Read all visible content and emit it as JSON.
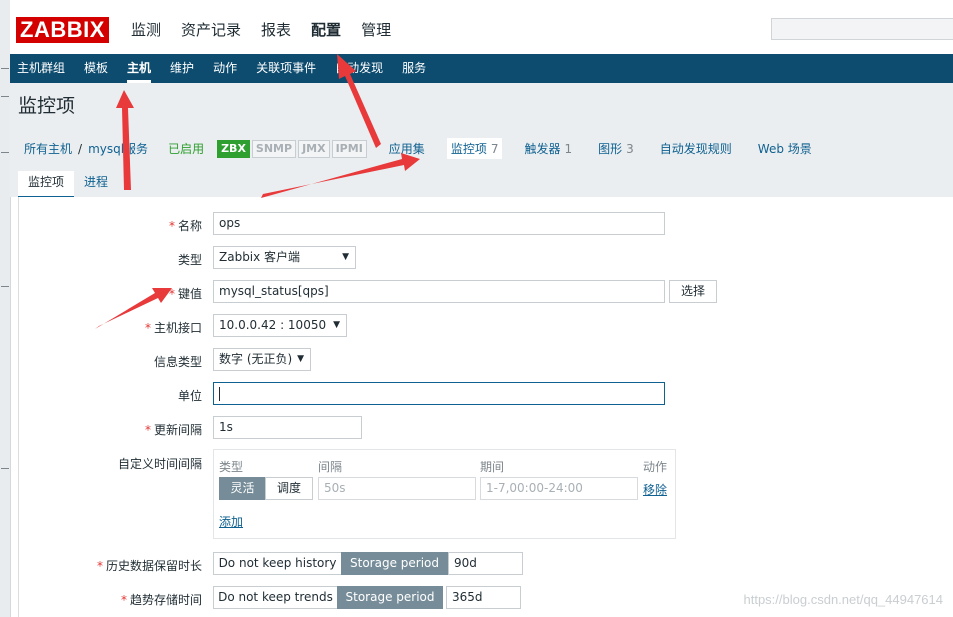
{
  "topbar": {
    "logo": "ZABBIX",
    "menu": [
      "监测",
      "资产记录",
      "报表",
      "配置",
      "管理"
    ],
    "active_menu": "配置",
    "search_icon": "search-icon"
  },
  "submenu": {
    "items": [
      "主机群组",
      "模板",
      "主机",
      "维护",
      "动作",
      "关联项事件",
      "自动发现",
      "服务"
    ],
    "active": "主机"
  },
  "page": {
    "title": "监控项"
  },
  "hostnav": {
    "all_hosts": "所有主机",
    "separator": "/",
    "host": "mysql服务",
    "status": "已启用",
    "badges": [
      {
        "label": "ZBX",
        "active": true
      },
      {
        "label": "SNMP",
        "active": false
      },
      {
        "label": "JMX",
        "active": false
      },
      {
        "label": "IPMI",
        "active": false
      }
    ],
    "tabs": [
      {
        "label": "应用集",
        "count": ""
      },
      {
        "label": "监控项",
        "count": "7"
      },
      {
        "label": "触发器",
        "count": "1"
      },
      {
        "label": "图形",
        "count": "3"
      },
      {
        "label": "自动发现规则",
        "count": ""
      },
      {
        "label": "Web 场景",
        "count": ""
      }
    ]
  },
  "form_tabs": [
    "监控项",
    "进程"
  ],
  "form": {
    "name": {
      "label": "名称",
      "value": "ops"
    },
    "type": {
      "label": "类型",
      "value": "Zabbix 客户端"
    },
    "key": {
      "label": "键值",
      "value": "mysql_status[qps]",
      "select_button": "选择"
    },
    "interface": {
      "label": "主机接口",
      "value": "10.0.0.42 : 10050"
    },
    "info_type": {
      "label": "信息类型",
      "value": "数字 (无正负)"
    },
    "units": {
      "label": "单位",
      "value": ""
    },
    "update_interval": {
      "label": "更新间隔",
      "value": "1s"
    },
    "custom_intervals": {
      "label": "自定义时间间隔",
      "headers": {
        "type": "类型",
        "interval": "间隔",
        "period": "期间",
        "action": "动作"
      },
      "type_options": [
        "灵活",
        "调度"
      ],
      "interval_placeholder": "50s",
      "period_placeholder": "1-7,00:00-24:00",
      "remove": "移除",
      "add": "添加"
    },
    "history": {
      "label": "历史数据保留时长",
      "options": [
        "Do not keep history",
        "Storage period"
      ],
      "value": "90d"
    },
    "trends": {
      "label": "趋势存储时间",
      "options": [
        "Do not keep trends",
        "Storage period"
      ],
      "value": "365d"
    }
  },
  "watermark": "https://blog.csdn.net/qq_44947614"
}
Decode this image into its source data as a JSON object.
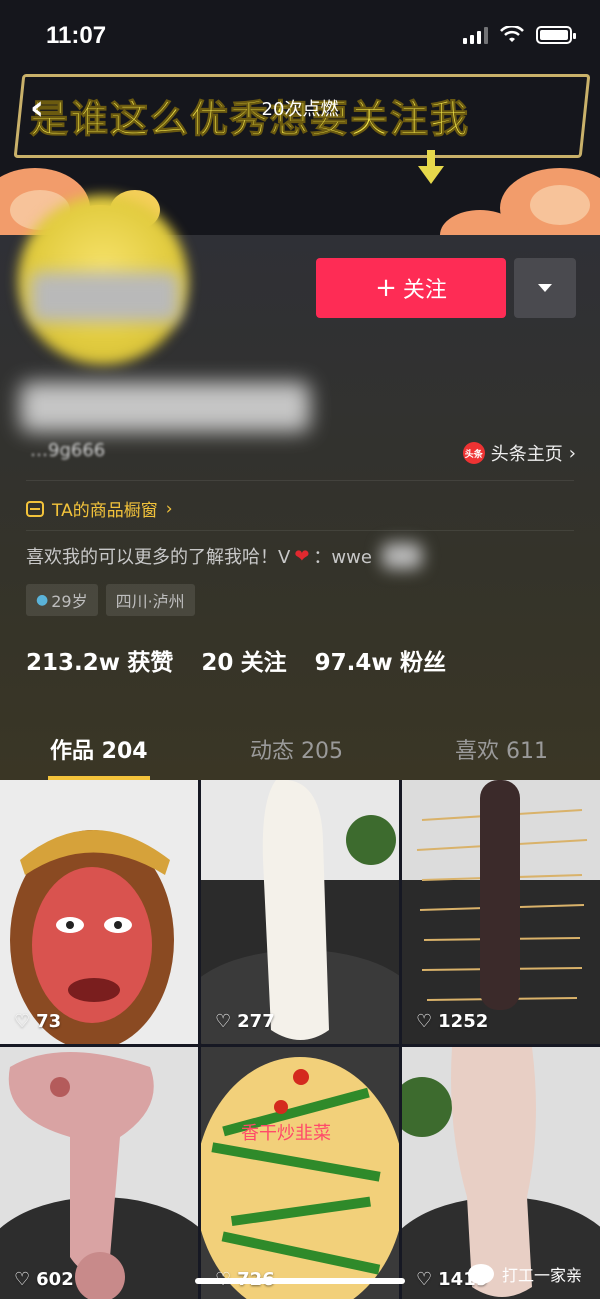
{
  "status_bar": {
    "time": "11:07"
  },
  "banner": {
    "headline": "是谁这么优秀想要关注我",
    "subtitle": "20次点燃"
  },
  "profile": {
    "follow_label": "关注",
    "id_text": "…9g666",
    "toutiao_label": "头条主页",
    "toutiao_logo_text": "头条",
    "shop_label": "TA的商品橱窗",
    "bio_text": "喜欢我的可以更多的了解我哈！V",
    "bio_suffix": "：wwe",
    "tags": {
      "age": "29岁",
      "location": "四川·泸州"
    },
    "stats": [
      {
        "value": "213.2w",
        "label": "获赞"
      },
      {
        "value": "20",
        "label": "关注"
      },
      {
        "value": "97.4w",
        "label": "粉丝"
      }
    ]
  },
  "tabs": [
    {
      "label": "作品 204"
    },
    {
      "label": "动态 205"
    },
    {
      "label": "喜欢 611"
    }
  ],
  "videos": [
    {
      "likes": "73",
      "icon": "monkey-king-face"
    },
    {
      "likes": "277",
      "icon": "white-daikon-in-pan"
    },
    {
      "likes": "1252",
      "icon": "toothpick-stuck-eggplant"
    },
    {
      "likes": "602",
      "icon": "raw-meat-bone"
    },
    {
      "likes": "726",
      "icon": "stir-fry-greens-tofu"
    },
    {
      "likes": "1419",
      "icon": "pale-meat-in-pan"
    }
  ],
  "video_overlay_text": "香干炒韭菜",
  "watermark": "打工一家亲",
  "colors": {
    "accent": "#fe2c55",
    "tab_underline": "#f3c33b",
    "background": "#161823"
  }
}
-.-.-
> [Written instruction]
Reproduce the whole listing word for word, setting aside any pictures.

> [Solution for this exercise]
Read all visible content and emit it as JSON.
{
  "topbar": {
    "logo": "ZABBIX",
    "menu": [
      "监测",
      "资产记录",
      "报表",
      "配置",
      "管理"
    ],
    "active_menu": "配置",
    "search_icon": "search-icon"
  },
  "submenu": {
    "items": [
      "主机群组",
      "模板",
      "主机",
      "维护",
      "动作",
      "关联项事件",
      "自动发现",
      "服务"
    ],
    "active": "主机"
  },
  "page": {
    "title": "监控项"
  },
  "hostnav": {
    "all_hosts": "所有主机",
    "separator": "/",
    "host": "mysql服务",
    "status": "已启用",
    "badges": [
      {
        "label": "ZBX",
        "active": true
      },
      {
        "label": "SNMP",
        "active": false
      },
      {
        "label": "JMX",
        "active": false
      },
      {
        "label": "IPMI",
        "active": false
      }
    ],
    "tabs": [
      {
        "label": "应用集",
        "count": ""
      },
      {
        "label": "监控项",
        "count": "7"
      },
      {
        "label": "触发器",
        "count": "1"
      },
      {
        "label": "图形",
        "count": "3"
      },
      {
        "label": "自动发现规则",
        "count": ""
      },
      {
        "label": "Web 场景",
        "count": ""
      }
    ]
  },
  "form_tabs": [
    "监控项",
    "进程"
  ],
  "form": {
    "name": {
      "label": "名称",
      "value": "ops"
    },
    "type": {
      "label": "类型",
      "value": "Zabbix 客户端"
    },
    "key": {
      "label": "键值",
      "value": "mysql_status[qps]",
      "select_button": "选择"
    },
    "interface": {
      "label": "主机接口",
      "value": "10.0.0.42 : 10050"
    },
    "info_type": {
      "label": "信息类型",
      "value": "数字 (无正负)"
    },
    "units": {
      "label": "单位",
      "value": ""
    },
    "update_interval": {
      "label": "更新间隔",
      "value": "1s"
    },
    "custom_intervals": {
      "label": "自定义时间间隔",
      "headers": {
        "type": "类型",
        "interval": "间隔",
        "period": "期间",
        "action": "动作"
      },
      "type_options": [
        "灵活",
        "调度"
      ],
      "interval_placeholder": "50s",
      "period_placeholder": "1-7,00:00-24:00",
      "remove": "移除",
      "add": "添加"
    },
    "history": {
      "label": "历史数据保留时长",
      "options": [
        "Do not keep history",
        "Storage period"
      ],
      "value": "90d"
    },
    "trends": {
      "label": "趋势存储时间",
      "options": [
        "Do not keep trends",
        "Storage period"
      ],
      "value": "365d"
    }
  },
  "watermark": "https://blog.csdn.net/qq_44947614"
}
Decode this image into its source data as a JSON object.
{
  "status_bar": {
    "time": "11:07"
  },
  "banner": {
    "headline": "是谁这么优秀想要关注我",
    "subtitle": "20次点燃"
  },
  "profile": {
    "follow_label": "关注",
    "id_text": "…9g666",
    "toutiao_label": "头条主页",
    "toutiao_logo_text": "头条",
    "shop_label": "TA的商品橱窗",
    "bio_text": "喜欢我的可以更多的了解我哈！V",
    "bio_suffix": "：wwe",
    "tags": {
      "age": "29岁",
      "location": "四川·泸州"
    },
    "stats": [
      {
        "value": "213.2w",
        "label": "获赞"
      },
      {
        "value": "20",
        "label": "关注"
      },
      {
        "value": "97.4w",
        "label": "粉丝"
      }
    ]
  },
  "tabs": [
    {
      "label": "作品 204"
    },
    {
      "label": "动态 205"
    },
    {
      "label": "喜欢 611"
    }
  ],
  "videos": [
    {
      "likes": "73",
      "icon": "monkey-king-face"
    },
    {
      "likes": "277",
      "icon": "white-daikon-in-pan"
    },
    {
      "likes": "1252",
      "icon": "toothpick-stuck-eggplant"
    },
    {
      "likes": "602",
      "icon": "raw-meat-bone"
    },
    {
      "likes": "726",
      "icon": "stir-fry-greens-tofu"
    },
    {
      "likes": "1419",
      "icon": "pale-meat-in-pan"
    }
  ],
  "video_overlay_text": "香干炒韭菜",
  "watermark": "打工一家亲",
  "colors": {
    "accent": "#fe2c55",
    "tab_underline": "#f3c33b",
    "background": "#161823"
  }
}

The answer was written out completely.